Text section:
-- -- --
However, the original data that you are searching through may range
from -10 to 20!
Therefore, adding another 2 bits gives you a table like this:
-10="101010"
-9="101001" ...
...
-2="100010"
-1="100001" ...
...
8="001000"
9="001001" ...
...
19="001001"
20="010100"
And that's only 6 bits to store each X vector entry for integers from -10 to 20
For search purposes on a range of -10 to 20, there are 21 different X Vector entries
possible to search through.
Each entry in Vector Y COULD be stored in 9 bits (no extra sign bit is needed)
The 1's and 0's COULD be stored (accessed, really) in 2 parts
(tens place, and a 2 digit decimal).
Part 1 can be 0, 1, 2, or 3 (4 2-place bits from "00" to "11")
However, if the range of the entire Y dataset is 0 to 10,
part 1 can be 0, 1, ...9, 10 (which is 11 4-place bits
from "0000" to "1010"
Part 2 can be 00, 01,...98, 99 (100 7-place bits from "0000000" to "1100100"
-- -- --
Input data:
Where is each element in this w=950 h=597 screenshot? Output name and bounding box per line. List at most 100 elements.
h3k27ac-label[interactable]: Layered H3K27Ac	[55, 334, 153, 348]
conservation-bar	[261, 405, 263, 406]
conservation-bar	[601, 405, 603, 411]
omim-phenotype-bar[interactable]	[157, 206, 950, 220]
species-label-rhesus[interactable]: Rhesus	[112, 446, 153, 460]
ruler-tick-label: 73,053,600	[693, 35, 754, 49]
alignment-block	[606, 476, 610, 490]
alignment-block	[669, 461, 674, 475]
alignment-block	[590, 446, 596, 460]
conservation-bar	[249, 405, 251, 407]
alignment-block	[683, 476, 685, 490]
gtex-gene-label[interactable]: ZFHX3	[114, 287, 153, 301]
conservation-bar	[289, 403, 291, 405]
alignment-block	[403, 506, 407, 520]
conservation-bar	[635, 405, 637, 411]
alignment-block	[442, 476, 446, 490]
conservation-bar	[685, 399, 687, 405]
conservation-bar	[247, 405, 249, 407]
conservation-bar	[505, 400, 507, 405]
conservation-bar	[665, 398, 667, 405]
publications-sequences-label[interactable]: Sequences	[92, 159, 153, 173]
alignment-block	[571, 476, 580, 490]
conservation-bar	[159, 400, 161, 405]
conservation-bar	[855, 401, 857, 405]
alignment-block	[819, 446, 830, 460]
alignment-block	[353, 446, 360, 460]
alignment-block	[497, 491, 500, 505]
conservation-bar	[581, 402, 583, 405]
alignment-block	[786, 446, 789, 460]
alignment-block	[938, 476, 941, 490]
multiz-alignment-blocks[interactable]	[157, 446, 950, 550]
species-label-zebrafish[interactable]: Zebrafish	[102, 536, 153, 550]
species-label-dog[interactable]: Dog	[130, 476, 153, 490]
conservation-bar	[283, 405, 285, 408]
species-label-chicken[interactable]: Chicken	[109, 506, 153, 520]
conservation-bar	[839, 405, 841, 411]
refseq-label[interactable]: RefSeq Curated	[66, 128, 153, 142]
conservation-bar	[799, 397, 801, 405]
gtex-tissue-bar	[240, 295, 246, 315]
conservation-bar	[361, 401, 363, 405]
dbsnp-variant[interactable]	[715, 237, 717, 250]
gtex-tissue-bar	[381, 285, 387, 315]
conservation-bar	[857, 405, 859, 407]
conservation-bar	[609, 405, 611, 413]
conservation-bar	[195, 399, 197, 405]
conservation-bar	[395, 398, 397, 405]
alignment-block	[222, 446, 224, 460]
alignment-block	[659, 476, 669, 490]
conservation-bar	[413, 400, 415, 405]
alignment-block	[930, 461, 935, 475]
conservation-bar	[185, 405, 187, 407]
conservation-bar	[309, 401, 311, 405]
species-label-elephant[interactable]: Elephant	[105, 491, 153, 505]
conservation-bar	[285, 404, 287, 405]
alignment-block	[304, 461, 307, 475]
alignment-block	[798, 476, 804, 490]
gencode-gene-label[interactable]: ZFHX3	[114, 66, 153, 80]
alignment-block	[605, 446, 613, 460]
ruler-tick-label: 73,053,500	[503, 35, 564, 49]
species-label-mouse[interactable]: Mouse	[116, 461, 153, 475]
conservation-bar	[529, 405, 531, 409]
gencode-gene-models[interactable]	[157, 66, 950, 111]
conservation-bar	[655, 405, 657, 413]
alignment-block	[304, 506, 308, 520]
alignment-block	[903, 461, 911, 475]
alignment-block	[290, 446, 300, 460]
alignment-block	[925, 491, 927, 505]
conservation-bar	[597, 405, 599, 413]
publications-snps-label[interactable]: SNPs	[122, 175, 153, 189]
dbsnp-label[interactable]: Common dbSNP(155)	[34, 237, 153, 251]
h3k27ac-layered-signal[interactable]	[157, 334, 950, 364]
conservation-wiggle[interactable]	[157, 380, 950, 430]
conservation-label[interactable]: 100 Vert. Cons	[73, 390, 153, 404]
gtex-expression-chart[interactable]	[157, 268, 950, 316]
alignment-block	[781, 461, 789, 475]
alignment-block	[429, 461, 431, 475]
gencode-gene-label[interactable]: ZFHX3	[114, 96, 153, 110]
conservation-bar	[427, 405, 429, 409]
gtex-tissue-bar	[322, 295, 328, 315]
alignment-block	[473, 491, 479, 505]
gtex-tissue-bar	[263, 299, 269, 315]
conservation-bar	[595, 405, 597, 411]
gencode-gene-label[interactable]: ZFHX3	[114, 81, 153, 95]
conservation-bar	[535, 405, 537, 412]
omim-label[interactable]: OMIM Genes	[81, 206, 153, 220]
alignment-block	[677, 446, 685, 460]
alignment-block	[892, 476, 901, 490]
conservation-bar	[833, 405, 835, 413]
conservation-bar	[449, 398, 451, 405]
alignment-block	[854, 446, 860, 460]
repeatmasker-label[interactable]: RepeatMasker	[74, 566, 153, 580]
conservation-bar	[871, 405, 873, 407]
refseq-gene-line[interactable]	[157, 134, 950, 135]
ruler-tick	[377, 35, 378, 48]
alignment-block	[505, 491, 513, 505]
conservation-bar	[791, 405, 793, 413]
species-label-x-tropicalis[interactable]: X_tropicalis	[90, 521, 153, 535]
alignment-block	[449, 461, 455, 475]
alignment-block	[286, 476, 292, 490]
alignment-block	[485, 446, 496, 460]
-- -- --
Problems to solve:
(1) According to the passage on binary encoding, in how many bits could each entry in Vector Y be stored?
(2) Which integers are shown with a binary code in the table in the passage on binary encoding? List all of them.
(3) Continue the passage on binary encoding from the point where it stops.
The records are separate material and are not related to the passage on binary encoding.

Responses to the tasks:
(1) In 9 bits, with no extra sign bit needed.

(2) -10, -9, -2, -1, 8, 9, 19, 20

(3)
Total storage bits for Vector Y entries is 11 + 7 = 18 bits in the
range 00.00 to 10.99
For search purposes on a range 00.00 to 10.99, there are 1089 different Y Vector
entries possible to search through (11x99) (?)
Each entry in Vector Z in the range of 0 to 50 COULD be stored in 6 bits
("000000" to "110010").
Again, the actual data range may be 7 bits long (for simplicity's sake)
0 to 64 ("0000000" to "1000000")
For search purposes on a range of 0 to 64, there are 65 different Z Vector entries
possible to search through.
Consider that you will be storing the data in this optimized format, in a single
succession of bits:
X=4 bits + 2 range bits = 6 bits
+ Y=4 bits part 1 and 7 bits part 2 = 11 bits
+ Z=7 bits
+ timestamp (10 numbers - each from 0 to 9 ("0000" to "1001") 4 bits each = 40 bits)
= TOTAL BITS: 6 + 11 + 7 + 40 = 64 stored bits for each 4D vector
THE SEARCH:
Input xx, yy, zz to search for in arrays X, Y and Z (which are stored in binary)
Change xx, yy, and zz to binary bit strings per optimized format above.
function(xx, yy, zz)
Search for X first, since it has 21 possible outcomes (range is -10 to 10)
- the lowest number of any array
First search for positive targets (there are 8 of them and better chance
of finding one)
These all start with "000"
7="000111"
6="000110"
5="000101"
4="000100"
3="000011"
2="000010"
1="000001"
0="000000"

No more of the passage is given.